___ RECORDS FOR THIS TASK

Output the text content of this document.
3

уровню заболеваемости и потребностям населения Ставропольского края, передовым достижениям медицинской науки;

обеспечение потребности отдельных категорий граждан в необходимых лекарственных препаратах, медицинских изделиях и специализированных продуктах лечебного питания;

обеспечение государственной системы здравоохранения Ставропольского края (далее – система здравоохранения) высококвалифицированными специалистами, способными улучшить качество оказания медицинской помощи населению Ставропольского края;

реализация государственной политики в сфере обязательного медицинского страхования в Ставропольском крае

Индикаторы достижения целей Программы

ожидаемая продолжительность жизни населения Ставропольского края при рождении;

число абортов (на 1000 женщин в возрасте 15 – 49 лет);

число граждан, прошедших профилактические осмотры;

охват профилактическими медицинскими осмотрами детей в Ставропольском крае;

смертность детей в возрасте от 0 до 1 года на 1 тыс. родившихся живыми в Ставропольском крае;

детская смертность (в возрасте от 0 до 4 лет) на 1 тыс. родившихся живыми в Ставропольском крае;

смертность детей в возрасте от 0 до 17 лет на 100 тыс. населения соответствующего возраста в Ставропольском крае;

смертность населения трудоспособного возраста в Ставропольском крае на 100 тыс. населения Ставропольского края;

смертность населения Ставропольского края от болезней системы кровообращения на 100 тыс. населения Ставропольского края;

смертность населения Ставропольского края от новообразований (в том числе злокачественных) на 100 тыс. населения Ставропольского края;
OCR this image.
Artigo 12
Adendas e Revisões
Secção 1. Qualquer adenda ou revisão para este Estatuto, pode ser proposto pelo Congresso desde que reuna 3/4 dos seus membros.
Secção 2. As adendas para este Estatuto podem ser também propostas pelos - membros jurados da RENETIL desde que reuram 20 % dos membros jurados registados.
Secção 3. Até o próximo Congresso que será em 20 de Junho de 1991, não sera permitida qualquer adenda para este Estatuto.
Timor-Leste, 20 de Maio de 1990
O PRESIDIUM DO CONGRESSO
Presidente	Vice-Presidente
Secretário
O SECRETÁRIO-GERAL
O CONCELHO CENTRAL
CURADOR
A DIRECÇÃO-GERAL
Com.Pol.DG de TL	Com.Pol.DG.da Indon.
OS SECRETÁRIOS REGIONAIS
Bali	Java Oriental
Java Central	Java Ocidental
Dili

______

Write the material out exactly, with nothing left out.

▸ IN RESPONSE
Output the text content of this document.
3

уровню заболеваемости и потребностям населения Ставропольского края, передовым достижениям медицинской науки;

обеспечение потребности отдельных категорий граждан в необходимых лекарственных препаратах, медицинских изделиях и специализированных продуктах лечебного питания;

обеспечение государственной системы здравоохранения Ставропольского края (далее – система здравоохранения) высококвалифицированными специалистами, способными улучшить качество оказания медицинской помощи населению Ставропольского края;

реализация государственной политики в сфере обязательного медицинского страхования в Ставропольском крае

Индикаторы достижения целей Программы

ожидаемая продолжительность жизни населения Ставропольского края при рождении;

число абортов (на 1000 женщин в возрасте 15 – 49 лет);

число граждан, прошедших профилактические осмотры;

охват профилактическими медицинскими осмотрами детей в Ставропольском крае;

смертность детей в возрасте от 0 до 1 года на 1 тыс. родившихся живыми в Ставропольском крае;

детская смертность (в возрасте от 0 до 4 лет) на 1 тыс. родившихся живыми в Ставропольском крае;

смертность детей в возрасте от 0 до 17 лет на 100 тыс. населения соответствующего возраста в Ставропольском крае;

смертность населения трудоспособного возраста в Ставропольском крае на 100 тыс. населения Ставропольского края;

смертность населения Ставропольского края от болезней системы кровообращения на 100 тыс. населения Ставропольского края;

смертность населения Ставропольского края от новообразований (в том числе злокачественных) на 100 тыс. населения Ставропольского края;
OCR this image.
Artigo 12
Adendas e Revisões
Secção 1. Qualquer adenda ou revisão para este Estatuto, pode ser proposto pelo Congresso desde que reuna 3/4 dos seus membros.
Secção 2. As adendas para este Estatuto podem ser também propostas pelos - membros jurados da RENETIL desde que reuram 20 % dos membros jurados registados.
Secção 3. Até o próximo Congresso que será em 20 de Junho de 1991, não sera permitida qualquer adenda para este Estatuto.
Timor-Leste, 20 de Maio de 1990
O PRESIDIUM DO CONGRESSO
Presidente	Vice-Presidente
Secretário
O SECRETÁRIO-GERAL
O CONCELHO CENTRAL
CURADOR
A DIRECÇÃO-GERAL
Com.Pol.DG de TL	Com.Pol.DG.da Indon.
OS SECRETÁRIOS REGIONAIS
Bali	Java Oriental
Java Central	Java Ocidental
Dili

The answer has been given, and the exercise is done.